* BEGIN TASK INPUTS *
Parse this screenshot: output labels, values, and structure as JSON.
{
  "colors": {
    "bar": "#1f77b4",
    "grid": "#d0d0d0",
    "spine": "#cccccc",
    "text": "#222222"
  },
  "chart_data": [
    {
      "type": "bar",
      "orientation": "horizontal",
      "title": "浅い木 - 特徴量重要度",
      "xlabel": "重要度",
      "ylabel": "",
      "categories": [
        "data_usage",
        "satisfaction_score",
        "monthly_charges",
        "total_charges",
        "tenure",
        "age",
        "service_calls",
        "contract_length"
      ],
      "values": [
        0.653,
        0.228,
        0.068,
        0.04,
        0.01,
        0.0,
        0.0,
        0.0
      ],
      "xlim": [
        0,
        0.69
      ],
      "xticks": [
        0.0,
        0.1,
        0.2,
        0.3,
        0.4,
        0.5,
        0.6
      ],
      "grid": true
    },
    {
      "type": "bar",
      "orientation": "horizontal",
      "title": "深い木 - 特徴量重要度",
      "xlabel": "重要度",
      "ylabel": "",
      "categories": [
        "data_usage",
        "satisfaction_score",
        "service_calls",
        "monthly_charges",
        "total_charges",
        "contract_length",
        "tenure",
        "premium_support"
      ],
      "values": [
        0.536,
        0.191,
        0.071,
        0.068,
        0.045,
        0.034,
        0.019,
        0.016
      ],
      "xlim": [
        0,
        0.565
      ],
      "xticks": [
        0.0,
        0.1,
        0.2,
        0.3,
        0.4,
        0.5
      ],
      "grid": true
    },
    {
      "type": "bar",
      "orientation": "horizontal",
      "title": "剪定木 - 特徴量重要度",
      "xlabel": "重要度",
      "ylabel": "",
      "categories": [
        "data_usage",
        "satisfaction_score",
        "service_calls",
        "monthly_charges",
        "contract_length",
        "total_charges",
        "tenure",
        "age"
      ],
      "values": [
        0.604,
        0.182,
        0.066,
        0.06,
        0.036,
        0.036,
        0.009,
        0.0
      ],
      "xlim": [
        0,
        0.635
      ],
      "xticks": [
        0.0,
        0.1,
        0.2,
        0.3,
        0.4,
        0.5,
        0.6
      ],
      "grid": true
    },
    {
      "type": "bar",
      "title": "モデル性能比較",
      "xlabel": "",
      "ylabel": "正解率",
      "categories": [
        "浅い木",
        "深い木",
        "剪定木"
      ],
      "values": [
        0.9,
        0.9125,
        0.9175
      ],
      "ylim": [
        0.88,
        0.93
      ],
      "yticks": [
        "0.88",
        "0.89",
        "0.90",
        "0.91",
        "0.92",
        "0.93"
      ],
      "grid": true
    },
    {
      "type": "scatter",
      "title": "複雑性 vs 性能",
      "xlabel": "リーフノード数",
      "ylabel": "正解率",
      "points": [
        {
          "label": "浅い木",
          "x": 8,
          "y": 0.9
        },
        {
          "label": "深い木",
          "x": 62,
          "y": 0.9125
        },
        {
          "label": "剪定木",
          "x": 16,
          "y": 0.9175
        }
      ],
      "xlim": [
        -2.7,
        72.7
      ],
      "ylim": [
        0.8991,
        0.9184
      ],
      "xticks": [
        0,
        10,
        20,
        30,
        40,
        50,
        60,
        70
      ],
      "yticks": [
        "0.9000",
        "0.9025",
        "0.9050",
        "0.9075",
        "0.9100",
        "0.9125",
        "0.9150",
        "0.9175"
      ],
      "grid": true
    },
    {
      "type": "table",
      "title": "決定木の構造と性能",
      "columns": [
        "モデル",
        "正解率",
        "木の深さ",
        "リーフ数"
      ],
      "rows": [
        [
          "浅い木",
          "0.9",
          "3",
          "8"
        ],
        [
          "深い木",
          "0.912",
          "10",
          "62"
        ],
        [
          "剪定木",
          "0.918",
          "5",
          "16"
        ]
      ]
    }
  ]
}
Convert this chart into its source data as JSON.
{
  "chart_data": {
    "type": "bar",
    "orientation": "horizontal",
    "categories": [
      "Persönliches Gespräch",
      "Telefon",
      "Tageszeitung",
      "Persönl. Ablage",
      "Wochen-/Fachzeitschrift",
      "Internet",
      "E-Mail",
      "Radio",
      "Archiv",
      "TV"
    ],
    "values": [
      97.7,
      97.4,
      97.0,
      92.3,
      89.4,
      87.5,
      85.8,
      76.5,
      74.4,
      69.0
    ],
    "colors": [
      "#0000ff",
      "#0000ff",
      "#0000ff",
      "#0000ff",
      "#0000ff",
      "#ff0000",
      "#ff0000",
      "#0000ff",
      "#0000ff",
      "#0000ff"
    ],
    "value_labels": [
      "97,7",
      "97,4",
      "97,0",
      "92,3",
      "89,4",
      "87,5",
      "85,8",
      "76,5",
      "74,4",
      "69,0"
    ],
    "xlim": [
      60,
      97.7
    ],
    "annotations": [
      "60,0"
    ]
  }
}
* END TASK INPUTS *
REQUIRED TASK »
Restate the records, all of them, precisely as written.

EXPECTED ANSWER »
Parse this screenshot: output labels, values, and structure as JSON.
{
  "colors": {
    "bar": "#1f77b4",
    "grid": "#d0d0d0",
    "spine": "#cccccc",
    "text": "#222222"
  },
  "chart_data": [
    {
      "type": "bar",
      "orientation": "horizontal",
      "title": "浅い木 - 特徴量重要度",
      "xlabel": "重要度",
      "ylabel": "",
      "categories": [
        "data_usage",
        "satisfaction_score",
        "monthly_charges",
        "total_charges",
        "tenure",
        "age",
        "service_calls",
        "contract_length"
      ],
      "values": [
        0.653,
        0.228,
        0.068,
        0.04,
        0.01,
        0.0,
        0.0,
        0.0
      ],
      "xlim": [
        0,
        0.69
      ],
      "xticks": [
        0.0,
        0.1,
        0.2,
        0.3,
        0.4,
        0.5,
        0.6
      ],
      "grid": true
    },
    {
      "type": "bar",
      "orientation": "horizontal",
      "title": "深い木 - 特徴量重要度",
      "xlabel": "重要度",
      "ylabel": "",
      "categories": [
        "data_usage",
        "satisfaction_score",
        "service_calls",
        "monthly_charges",
        "total_charges",
        "contract_length",
        "tenure",
        "premium_support"
      ],
      "values": [
        0.536,
        0.191,
        0.071,
        0.068,
        0.045,
        0.034,
        0.019,
        0.016
      ],
      "xlim": [
        0,
        0.565
      ],
      "xticks": [
        0.0,
        0.1,
        0.2,
        0.3,
        0.4,
        0.5
      ],
      "grid": true
    },
    {
      "type": "bar",
      "orientation": "horizontal",
      "title": "剪定木 - 特徴量重要度",
      "xlabel": "重要度",
      "ylabel": "",
      "categories": [
        "data_usage",
        "satisfaction_score",
        "service_calls",
        "monthly_charges",
        "contract_length",
        "total_charges",
        "tenure",
        "age"
      ],
      "values": [
        0.604,
        0.182,
        0.066,
        0.06,
        0.036,
        0.036,
        0.009,
        0.0
      ],
      "xlim": [
        0,
        0.635
      ],
      "xticks": [
        0.0,
        0.1,
        0.2,
        0.3,
        0.4,
        0.5,
        0.6
      ],
      "grid": true
    },
    {
      "type": "bar",
      "title": "モデル性能比較",
      "xlabel": "",
      "ylabel": "正解率",
      "categories": [
        "浅い木",
        "深い木",
        "剪定木"
      ],
      "values": [
        0.9,
        0.9125,
        0.9175
      ],
      "ylim": [
        0.88,
        0.93
      ],
      "yticks": [
        "0.88",
        "0.89",
        "0.90",
        "0.91",
        "0.92",
        "0.93"
      ],
      "grid": true
    },
    {
      "type": "scatter",
      "title": "複雑性 vs 性能",
      "xlabel": "リーフノード数",
      "ylabel": "正解率",
      "points": [
        {
          "label": "浅い木",
          "x": 8,
          "y": 0.9
        },
        {
          "label": "深い木",
          "x": 62,
          "y": 0.9125
        },
        {
          "label": "剪定木",
          "x": 16,
          "y": 0.9175
        }
      ],
      "xlim": [
        -2.7,
        72.7
      ],
      "ylim": [
        0.8991,
        0.9184
      ],
      "xticks": [
        0,
        10,
        20,
        30,
        40,
        50,
        60,
        70
      ],
      "yticks": [
        "0.9000",
        "0.9025",
        "0.9050",
        "0.9075",
        "0.9100",
        "0.9125",
        "0.9150",
        "0.9175"
      ],
      "grid": true
    },
    {
      "type": "table",
      "title": "決定木の構造と性能",
      "columns": [
        "モデル",
        "正解率",
        "木の深さ",
        "リーフ数"
      ],
      "rows": [
        [
          "浅い木",
          "0.9",
          "3",
          "8"
        ],
        [
          "深い木",
          "0.912",
          "10",
          "62"
        ],
        [
          "剪定木",
          "0.918",
          "5",
          "16"
        ]
      ]
    }
  ]
}
Convert this chart into its source data as JSON.
{
  "chart_data": {
    "type": "bar",
    "orientation": "horizontal",
    "categories": [
      "Persönliches Gespräch",
      "Telefon",
      "Tageszeitung",
      "Persönl. Ablage",
      "Wochen-/Fachzeitschrift",
      "Internet",
      "E-Mail",
      "Radio",
      "Archiv",
      "TV"
    ],
    "values": [
      97.7,
      97.4,
      97.0,
      92.3,
      89.4,
      87.5,
      85.8,
      76.5,
      74.4,
      69.0
    ],
    "colors": [
      "#0000ff",
      "#0000ff",
      "#0000ff",
      "#0000ff",
      "#0000ff",
      "#ff0000",
      "#ff0000",
      "#0000ff",
      "#0000ff",
      "#0000ff"
    ],
    "value_labels": [
      "97,7",
      "97,4",
      "97,0",
      "92,3",
      "89,4",
      "87,5",
      "85,8",
      "76,5",
      "74,4",
      "69,0"
    ],
    "xlim": [
      60,
      97.7
    ],
    "annotations": [
      "60,0"
    ]
  }
}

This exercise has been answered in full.